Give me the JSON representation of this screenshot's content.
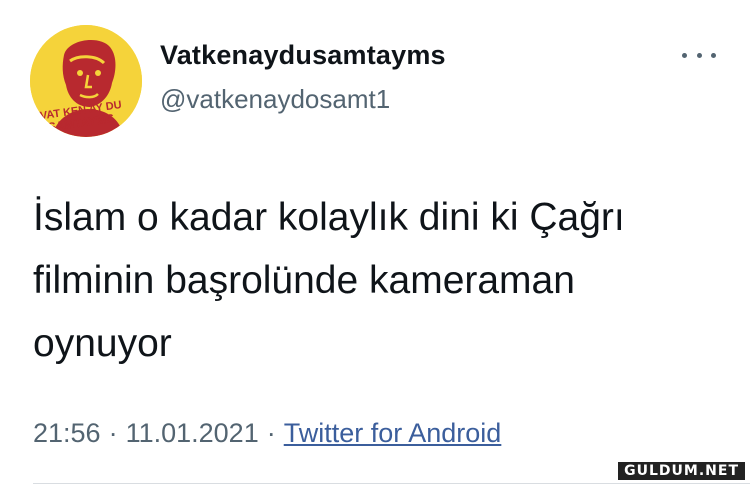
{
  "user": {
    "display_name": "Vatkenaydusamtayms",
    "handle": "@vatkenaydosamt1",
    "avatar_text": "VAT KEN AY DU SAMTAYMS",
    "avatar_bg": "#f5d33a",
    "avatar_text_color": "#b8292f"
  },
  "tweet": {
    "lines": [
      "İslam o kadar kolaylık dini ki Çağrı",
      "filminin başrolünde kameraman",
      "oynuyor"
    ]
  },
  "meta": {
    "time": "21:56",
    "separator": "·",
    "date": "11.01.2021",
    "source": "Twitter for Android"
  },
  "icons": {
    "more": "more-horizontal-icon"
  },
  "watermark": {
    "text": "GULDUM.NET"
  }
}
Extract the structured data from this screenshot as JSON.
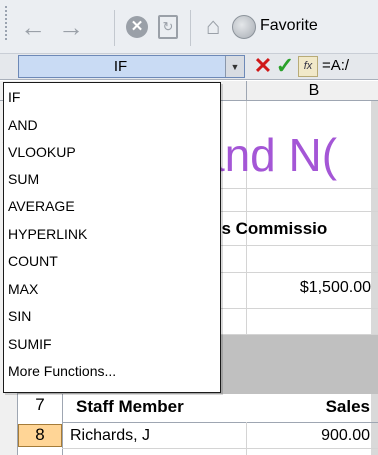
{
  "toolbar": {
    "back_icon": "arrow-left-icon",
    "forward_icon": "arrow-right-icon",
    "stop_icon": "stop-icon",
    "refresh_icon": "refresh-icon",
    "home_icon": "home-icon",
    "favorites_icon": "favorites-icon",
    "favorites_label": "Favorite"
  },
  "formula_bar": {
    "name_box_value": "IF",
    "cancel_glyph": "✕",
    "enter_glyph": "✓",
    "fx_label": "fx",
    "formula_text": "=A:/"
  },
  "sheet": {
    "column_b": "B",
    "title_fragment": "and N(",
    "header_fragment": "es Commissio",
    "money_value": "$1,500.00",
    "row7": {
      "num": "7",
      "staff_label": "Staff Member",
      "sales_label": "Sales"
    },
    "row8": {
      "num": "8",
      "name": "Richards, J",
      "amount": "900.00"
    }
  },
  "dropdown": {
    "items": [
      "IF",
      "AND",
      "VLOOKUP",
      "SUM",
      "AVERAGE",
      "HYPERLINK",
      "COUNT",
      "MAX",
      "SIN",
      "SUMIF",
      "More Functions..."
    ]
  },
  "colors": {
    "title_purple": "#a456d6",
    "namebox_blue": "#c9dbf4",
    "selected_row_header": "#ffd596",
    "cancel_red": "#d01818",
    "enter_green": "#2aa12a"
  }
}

..............................

* **Short problem**
The records above should be reproduced exactly, with no pictures included.

* **Complete output**
Give me the JSON representation of this screenshot's content.
{
  "user": {
    "display_name": "Vatkenaydusamtayms",
    "handle": "@vatkenaydosamt1",
    "avatar_text": "VAT KEN AY DU SAMTAYMS",
    "avatar_bg": "#f5d33a",
    "avatar_text_color": "#b8292f"
  },
  "tweet": {
    "lines": [
      "İslam o kadar kolaylık dini ki Çağrı",
      "filminin başrolünde kameraman",
      "oynuyor"
    ]
  },
  "meta": {
    "time": "21:56",
    "separator": "·",
    "date": "11.01.2021",
    "source": "Twitter for Android"
  },
  "icons": {
    "more": "more-horizontal-icon"
  },
  "watermark": {
    "text": "GULDUM.NET"
  }
}
Extract the structured data from this screenshot as JSON.
{
  "toolbar": {
    "back_icon": "arrow-left-icon",
    "forward_icon": "arrow-right-icon",
    "stop_icon": "stop-icon",
    "refresh_icon": "refresh-icon",
    "home_icon": "home-icon",
    "favorites_icon": "favorites-icon",
    "favorites_label": "Favorite"
  },
  "formula_bar": {
    "name_box_value": "IF",
    "cancel_glyph": "✕",
    "enter_glyph": "✓",
    "fx_label": "fx",
    "formula_text": "=A:/"
  },
  "sheet": {
    "column_b": "B",
    "title_fragment": "and N(",
    "header_fragment": "es Commissio",
    "money_value": "$1,500.00",
    "row7": {
      "num": "7",
      "staff_label": "Staff Member",
      "sales_label": "Sales"
    },
    "row8": {
      "num": "8",
      "name": "Richards, J",
      "amount": "900.00"
    }
  },
  "dropdown": {
    "items": [
      "IF",
      "AND",
      "VLOOKUP",
      "SUM",
      "AVERAGE",
      "HYPERLINK",
      "COUNT",
      "MAX",
      "SIN",
      "SUMIF",
      "More Functions..."
    ]
  },
  "colors": {
    "title_purple": "#a456d6",
    "namebox_blue": "#c9dbf4",
    "selected_row_header": "#ffd596",
    "cancel_red": "#d01818",
    "enter_green": "#2aa12a"
  }
}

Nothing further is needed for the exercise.